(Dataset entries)
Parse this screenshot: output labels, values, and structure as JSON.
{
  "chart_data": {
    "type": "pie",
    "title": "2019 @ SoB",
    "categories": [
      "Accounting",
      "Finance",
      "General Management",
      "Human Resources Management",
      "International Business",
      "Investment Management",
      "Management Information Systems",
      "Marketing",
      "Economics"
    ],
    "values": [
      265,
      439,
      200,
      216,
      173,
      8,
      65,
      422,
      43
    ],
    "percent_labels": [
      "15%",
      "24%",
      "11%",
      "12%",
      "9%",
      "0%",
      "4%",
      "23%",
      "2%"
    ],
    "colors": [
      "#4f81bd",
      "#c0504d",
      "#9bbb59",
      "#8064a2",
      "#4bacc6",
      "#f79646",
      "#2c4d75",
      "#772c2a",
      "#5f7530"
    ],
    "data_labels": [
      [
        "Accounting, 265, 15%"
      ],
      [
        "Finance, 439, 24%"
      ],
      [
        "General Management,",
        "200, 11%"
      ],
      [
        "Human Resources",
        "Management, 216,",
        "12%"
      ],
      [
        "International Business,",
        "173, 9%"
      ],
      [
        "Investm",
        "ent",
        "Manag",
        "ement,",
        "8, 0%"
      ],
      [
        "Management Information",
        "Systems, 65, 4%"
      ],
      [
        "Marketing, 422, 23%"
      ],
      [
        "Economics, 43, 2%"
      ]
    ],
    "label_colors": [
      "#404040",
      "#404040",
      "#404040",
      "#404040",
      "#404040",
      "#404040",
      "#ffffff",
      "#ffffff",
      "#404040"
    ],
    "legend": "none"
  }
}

**Directions:** Your answer should be only the number of lines that hold the word "Systems".

**Answer to the exercise:** 2